INFORMATION PROVIDED:
■ ■ ■
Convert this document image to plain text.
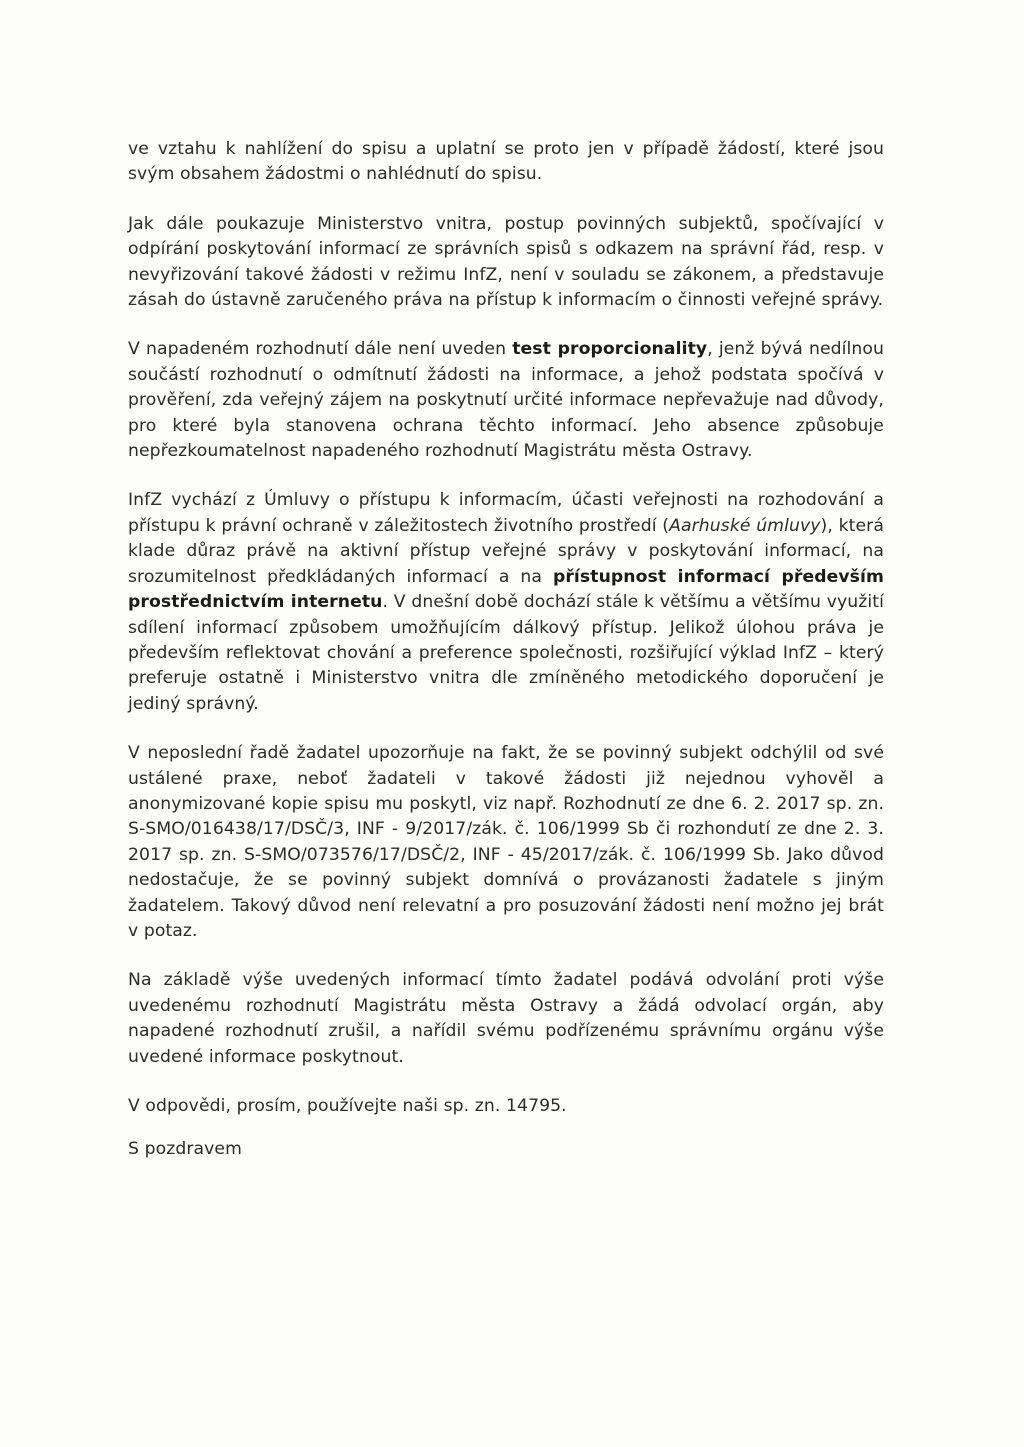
ve vztahu k nahlížení do spisu a uplatní se proto jen v případě žádostí, které jsou svým obsahem žádostmi o nahlédnutí do spisu.

Jak dále poukazuje Ministerstvo vnitra, postup povinných subjektů, spočívající v odpírání poskytování informací ze správních spisů s odkazem na správní řád, resp. v nevyřizování takové žádosti v režimu InfZ, není v souladu se zákonem, a představuje zásah do ústavně zaručeného práva na přístup k informacím o činnosti veřejné správy.

V napadeném rozhodnutí dále není uveden test proporcionality, jenž bývá nedílnou součástí rozhodnutí o odmítnutí žádosti na informace, a jehož podstata spočívá v prověření, zda veřejný zájem na poskytnutí určité informace nepřevažuje nad důvody, pro které byla stanovena ochrana těchto informací. Jeho absence způsobuje nepřezkoumatelnost napadeného rozhodnutí Magistrátu města Ostravy.

InfZ vychází z Úmluvy o přístupu k informacím, účasti veřejnosti na rozhodování a přístupu k právní ochraně v záležitostech životního prostředí (Aarhuské úmluvy), která klade důraz právě na aktivní přístup veřejné správy v poskytování informací, na srozumitelnost předkládaných informací a na přístupnost informací především prostřednictvím internetu. V dnešní době dochází stále k většímu a většímu využití sdílení informací způsobem umožňujícím dálkový přístup. Jelikož úlohou práva je především reflektovat chování a preference společnosti, rozšiřující výklad InfZ – který preferuje ostatně i Ministerstvo vnitra dle zmíněného metodického doporučení je jediný správný.

V neposlední řadě žadatel upozorňuje na fakt, že se povinný subjekt odchýlil od své ustálené praxe, neboť žadateli v takové žádosti již nejednou vyhověl a anonymizované kopie spisu mu poskytl, viz např. Rozhodnutí ze dne 6. 2. 2017 sp. zn. S-SMO/016438/17/DSČ/3, INF - 9/2017/zák. č. 106/1999 Sb či rozhondutí ze dne 2. 3. 2017 sp. zn. S-SMO/073576/17/DSČ/2, INF - 45/2017/zák. č. 106/1999 Sb. Jako důvod nedostačuje, že se povinný subjekt domnívá o provázanosti žadatele s jiným žadatelem. Takový důvod není relevatní a pro posuzování žádosti není možno jej brát v potaz.

Na základě výše uvedených informací tímto žadatel podává odvolání proti výše uvedenému rozhodnutí Magistrátu města Ostravy a žádá odvolací orgán, aby napadené rozhodnutí zrušil, a nařídil svému podřízenému správnímu orgánu výše uvedené informace poskytnout.

V odpovědi, prosím, používejte naši sp. zn. 14795.

S pozdravem
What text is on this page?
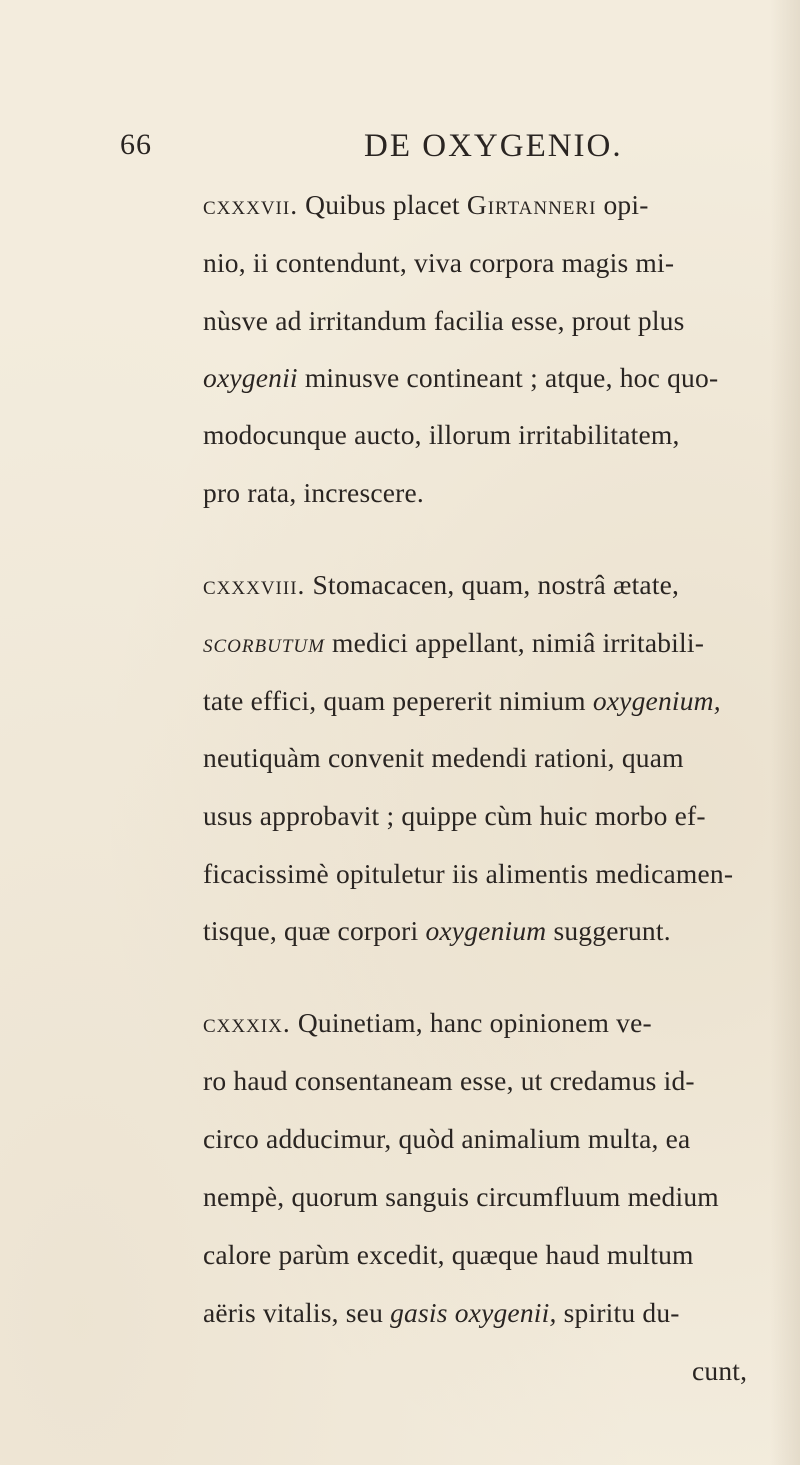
66	DE OXYGENIO.
cxxxvii. Quibus placet Girtanneri opi-
nio, ii contendunt, viva corpora magis mi-
nùsve ad irritandum facilia esse, prout plus
oxygenii minusve contineant ; atque, hoc quo-
modocunque aucto, illorum irritabilitatem,
pro rata, increscere.
cxxxviii. Stomacacen, quam, nostrâ ætate,
scorbutum medici appellant, nimiâ irritabili-
tate effici, quam pepererit nimium oxygenium,
neutiquàm convenit medendi rationi, quam
usus approbavit ; quippe cùm huic morbo ef-
ficacissimè opituletur iis alimentis medicamen-
tisque, quæ corpori oxygenium suggerunt.
cxxxix. Quinetiam, hanc opinionem ve-
ro haud consentaneam esse, ut credamus id-
circo adducimur, quòd animalium multa, ea
nempè, quorum sanguis circumfluum medium
calore parùm excedit, quæque haud multum
aëris vitalis, seu gasis oxygenii, spiritu du-
cunt,
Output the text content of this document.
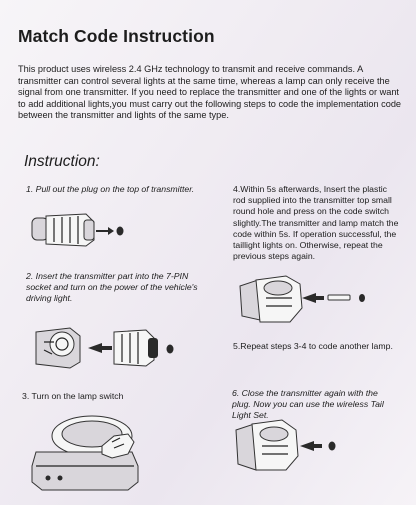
Match Code Instruction
This product uses wireless 2.4 GHz technology to transmit and receive commands. A transmitter can control several lights at the same time, whereas a lamp can only receive the signal from one transmitter. If you need to replace the transmitter and one of the lights or want to add additional lights,you must carry out the following steps to code the implementation code between the transmitter and lights of the same type.
Instruction:
1. Pull out the plug on the top of transmitter.
2. Insert the transmitter part into the 7-PIN socket and turn on the power of the vehicle's driving light.
3. Turn on the lamp switch
4.Within 5s afterwards, Insert the plastic rod supplied into the transmitter top small round hole and press on the code switch slightly.The transmitter and lamp match the code within 5s. If operation successful, the taillight lights on. Otherwise, repeat the previous steps again.
5.Repeat steps 3-4 to code another lamp.
6. Close the transmitter again with the plug. Now you can use the wireless Tail Light Set.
■ ■ ■
WORK INSTRUCTIONS:
Where a line of the records above holds the word "into", copy that line.

COMPLETE ANSWER:
2. Insert the transmitter part into the 7-PIN socket and turn on the power of the vehicle's driving light.
4.Within 5s afterwards, Insert the plastic rod supplied into the transmitter top small round hole and press on the code switch slightly.The transmitter and lamp match the code within 5s. If operation successful, the taillight lights on. Otherwise, repeat the previous steps again.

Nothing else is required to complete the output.